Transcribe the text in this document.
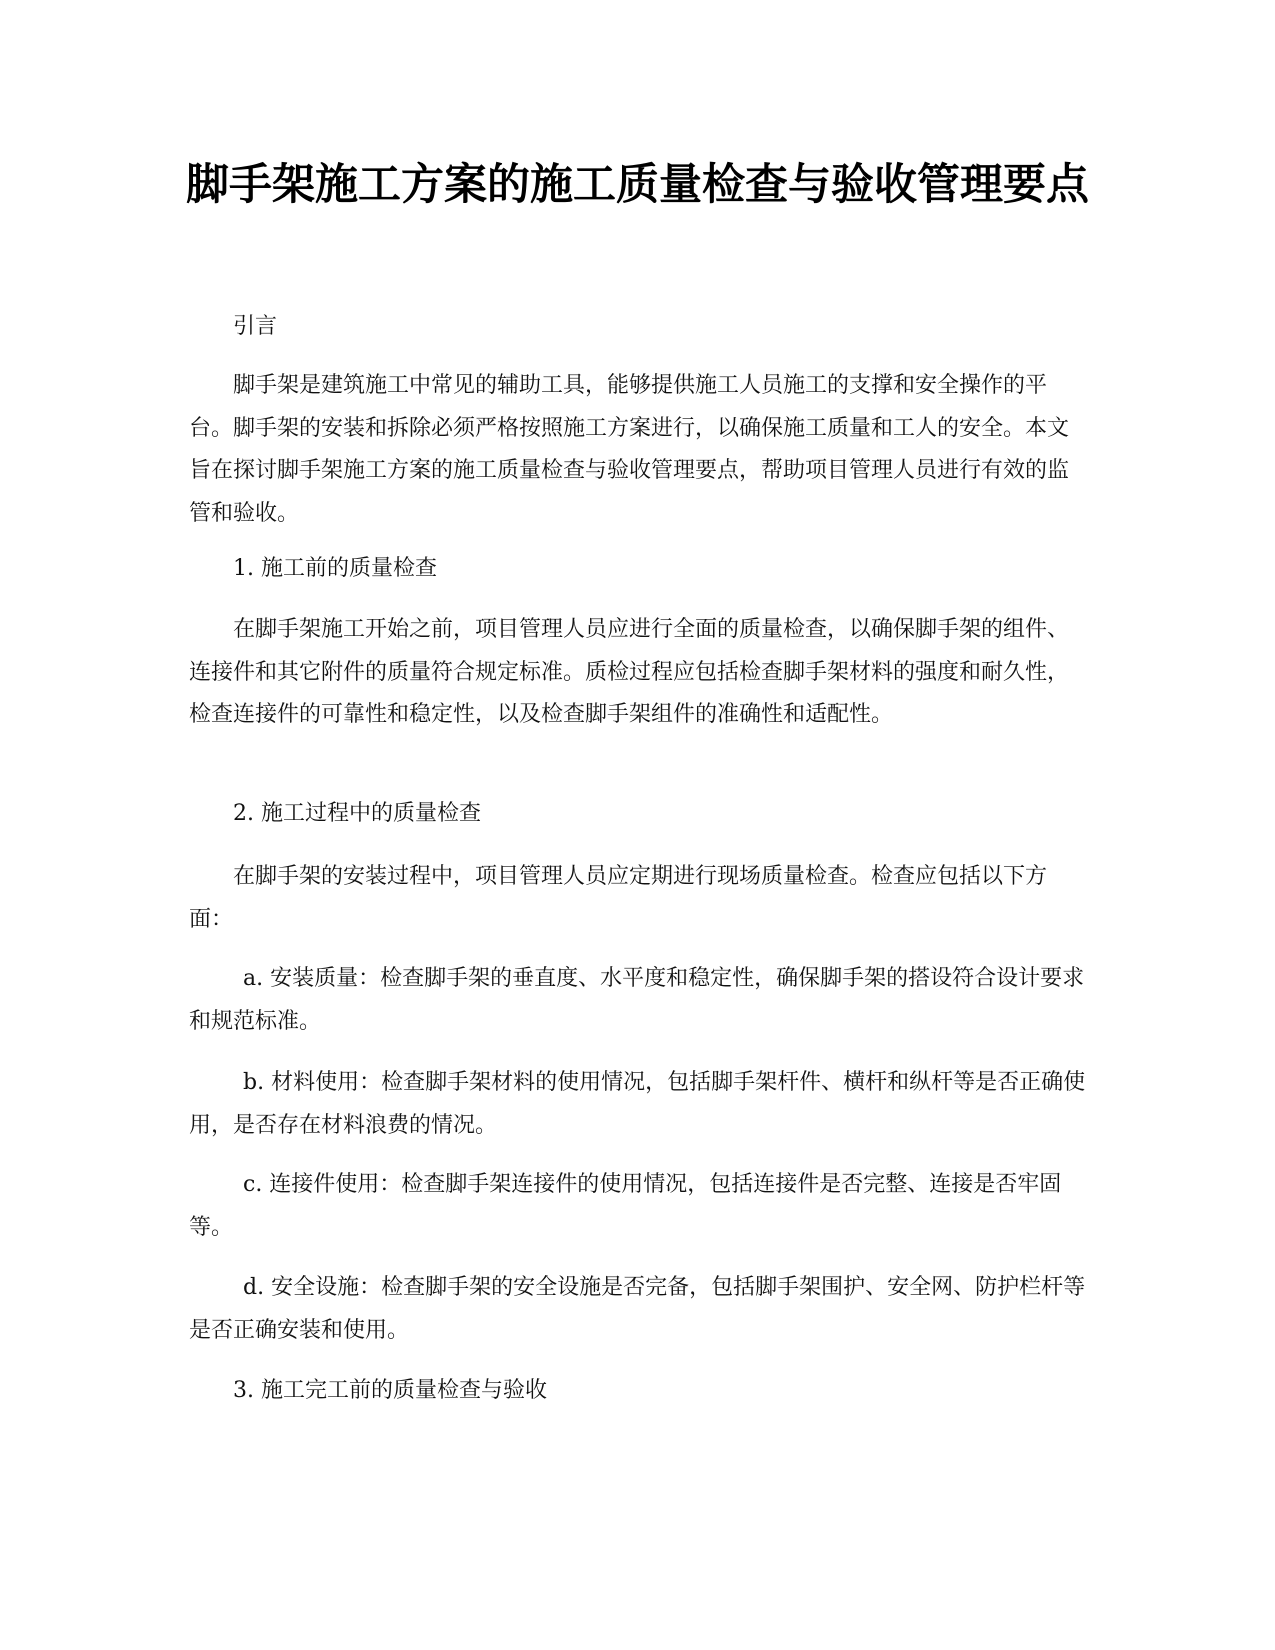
脚手架施工方案的施工质量检查与验收管理要点

引言

脚手架是建筑施工中常见的辅助工具，能够提供施工人员施工的支撑和安全操作的平台。脚手架的安装和拆除必须严格按照施工方案进行，以确保施工质量和工人的安全。本文旨在探讨脚手架施工方案的施工质量检查与验收管理要点，帮助项目管理人员进行有效的监管和验收。

1. 施工前的质量检查

在脚手架施工开始之前，项目管理人员应进行全面的质量检查，以确保脚手架的组件、连接件和其它附件的质量符合规定标准。质检过程应包括检查脚手架材料的强度和耐久性，检查连接件的可靠性和稳定性，以及检查脚手架组件的准确性和适配性。

2. 施工过程中的质量检查

在脚手架的安装过程中，项目管理人员应定期进行现场质量检查。检查应包括以下方面：

a. 安装质量：检查脚手架的垂直度、水平度和稳定性，确保脚手架的搭设符合设计要求和规范标准。

b. 材料使用：检查脚手架材料的使用情况，包括脚手架杆件、横杆和纵杆等是否正确使用，是否存在材料浪费的情况。

c. 连接件使用：检查脚手架连接件的使用情况，包括连接件是否完整、连接是否牢固等。

d. 安全设施：检查脚手架的安全设施是否完备，包括脚手架围护、安全网、防护栏杆等是否正确安装和使用。

3. 施工完工前的质量检查与验收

# # # # #

*Set exercise*
Return each line exactly as written. Any picture gets left out.

*Reply to the task*
Transcribe the text in this document.
脚手架施工方案的施工质量检查与验收管理要点

引言

脚手架是建筑施工中常见的辅助工具，能够提供施工人员施工的支撑和安全操作的平台。脚手架的安装和拆除必须严格按照施工方案进行，以确保施工质量和工人的安全。本文旨在探讨脚手架施工方案的施工质量检查与验收管理要点，帮助项目管理人员进行有效的监管和验收。

1. 施工前的质量检查

在脚手架施工开始之前，项目管理人员应进行全面的质量检查，以确保脚手架的组件、连接件和其它附件的质量符合规定标准。质检过程应包括检查脚手架材料的强度和耐久性，检查连接件的可靠性和稳定性，以及检查脚手架组件的准确性和适配性。

2. 施工过程中的质量检查

在脚手架的安装过程中，项目管理人员应定期进行现场质量检查。检查应包括以下方面：

a. 安装质量：检查脚手架的垂直度、水平度和稳定性，确保脚手架的搭设符合设计要求和规范标准。

b. 材料使用：检查脚手架材料的使用情况，包括脚手架杆件、横杆和纵杆等是否正确使用，是否存在材料浪费的情况。

c. 连接件使用：检查脚手架连接件的使用情况，包括连接件是否完整、连接是否牢固等。

d. 安全设施：检查脚手架的安全设施是否完备，包括脚手架围护、安全网、防护栏杆等是否正确安装和使用。

3. 施工完工前的质量检查与验收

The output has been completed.